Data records
────

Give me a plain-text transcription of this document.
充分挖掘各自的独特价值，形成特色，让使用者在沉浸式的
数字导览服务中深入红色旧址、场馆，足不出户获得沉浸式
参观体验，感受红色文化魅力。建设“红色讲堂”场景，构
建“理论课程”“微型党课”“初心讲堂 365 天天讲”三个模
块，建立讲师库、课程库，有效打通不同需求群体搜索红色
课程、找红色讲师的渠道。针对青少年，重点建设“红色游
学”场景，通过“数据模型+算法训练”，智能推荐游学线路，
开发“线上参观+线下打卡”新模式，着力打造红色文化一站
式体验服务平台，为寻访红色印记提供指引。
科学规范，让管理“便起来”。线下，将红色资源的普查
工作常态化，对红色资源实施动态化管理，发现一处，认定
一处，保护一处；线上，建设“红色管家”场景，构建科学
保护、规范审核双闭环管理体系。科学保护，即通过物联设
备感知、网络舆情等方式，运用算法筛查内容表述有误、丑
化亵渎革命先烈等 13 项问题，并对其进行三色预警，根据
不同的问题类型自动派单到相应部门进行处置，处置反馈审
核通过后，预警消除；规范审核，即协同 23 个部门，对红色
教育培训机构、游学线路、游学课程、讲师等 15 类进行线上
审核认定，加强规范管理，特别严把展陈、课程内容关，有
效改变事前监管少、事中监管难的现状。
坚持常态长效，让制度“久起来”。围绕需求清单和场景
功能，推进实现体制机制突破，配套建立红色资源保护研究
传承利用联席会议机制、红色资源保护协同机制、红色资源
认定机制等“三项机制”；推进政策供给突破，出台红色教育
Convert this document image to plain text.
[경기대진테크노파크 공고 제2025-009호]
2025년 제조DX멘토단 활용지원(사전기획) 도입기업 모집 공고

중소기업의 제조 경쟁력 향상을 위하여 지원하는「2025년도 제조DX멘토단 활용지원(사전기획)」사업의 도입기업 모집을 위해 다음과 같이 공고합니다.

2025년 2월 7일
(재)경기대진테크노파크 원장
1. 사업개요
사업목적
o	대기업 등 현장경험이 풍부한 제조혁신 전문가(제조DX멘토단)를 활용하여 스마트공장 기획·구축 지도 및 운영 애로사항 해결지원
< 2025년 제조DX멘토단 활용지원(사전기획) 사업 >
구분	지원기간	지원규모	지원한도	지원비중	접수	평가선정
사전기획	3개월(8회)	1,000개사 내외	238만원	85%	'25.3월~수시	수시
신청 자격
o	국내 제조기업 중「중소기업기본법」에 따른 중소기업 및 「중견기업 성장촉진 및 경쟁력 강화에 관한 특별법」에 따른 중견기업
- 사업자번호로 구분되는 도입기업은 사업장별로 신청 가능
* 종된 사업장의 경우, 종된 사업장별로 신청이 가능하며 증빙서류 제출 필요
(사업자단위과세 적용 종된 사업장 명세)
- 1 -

────

## Given task:
All entries shown above should be printed again exactly.

## Solution below:
Give me a plain-text transcription of this document.
充分挖掘各自的独特价值，形成特色，让使用者在沉浸式的
数字导览服务中深入红色旧址、场馆，足不出户获得沉浸式
参观体验，感受红色文化魅力。建设“红色讲堂”场景，构
建“理论课程”“微型党课”“初心讲堂 365 天天讲”三个模
块，建立讲师库、课程库，有效打通不同需求群体搜索红色
课程、找红色讲师的渠道。针对青少年，重点建设“红色游
学”场景，通过“数据模型+算法训练”，智能推荐游学线路，
开发“线上参观+线下打卡”新模式，着力打造红色文化一站
式体验服务平台，为寻访红色印记提供指引。
科学规范，让管理“便起来”。线下，将红色资源的普查
工作常态化，对红色资源实施动态化管理，发现一处，认定
一处，保护一处；线上，建设“红色管家”场景，构建科学
保护、规范审核双闭环管理体系。科学保护，即通过物联设
备感知、网络舆情等方式，运用算法筛查内容表述有误、丑
化亵渎革命先烈等 13 项问题，并对其进行三色预警，根据
不同的问题类型自动派单到相应部门进行处置，处置反馈审
核通过后，预警消除；规范审核，即协同 23 个部门，对红色
教育培训机构、游学线路、游学课程、讲师等 15 类进行线上
审核认定，加强规范管理，特别严把展陈、课程内容关，有
效改变事前监管少、事中监管难的现状。
坚持常态长效，让制度“久起来”。围绕需求清单和场景
功能，推进实现体制机制突破，配套建立红色资源保护研究
传承利用联席会议机制、红色资源保护协同机制、红色资源
认定机制等“三项机制”；推进政策供给突破，出台红色教育
Convert this document image to plain text.
[경기대진테크노파크 공고 제2025-009호]
2025년 제조DX멘토단 활용지원(사전기획) 도입기업 모집 공고

중소기업의 제조 경쟁력 향상을 위하여 지원하는「2025년도 제조DX멘토단 활용지원(사전기획)」사업의 도입기업 모집을 위해 다음과 같이 공고합니다.

2025년 2월 7일
(재)경기대진테크노파크 원장
1. 사업개요
사업목적
o	대기업 등 현장경험이 풍부한 제조혁신 전문가(제조DX멘토단)를 활용하여 스마트공장 기획·구축 지도 및 운영 애로사항 해결지원
< 2025년 제조DX멘토단 활용지원(사전기획) 사업 >
구분	지원기간	지원규모	지원한도	지원비중	접수	평가선정
사전기획	3개월(8회)	1,000개사 내외	238만원	85%	'25.3월~수시	수시
신청 자격
o	국내 제조기업 중「중소기업기본법」에 따른 중소기업 및 「중견기업 성장촉진 및 경쟁력 강화에 관한 특별법」에 따른 중견기업
- 사업자번호로 구분되는 도입기업은 사업장별로 신청 가능
* 종된 사업장의 경우, 종된 사업장별로 신청이 가능하며 증빙서류 제출 필요
(사업자단위과세 적용 종된 사업장 명세)
- 1 -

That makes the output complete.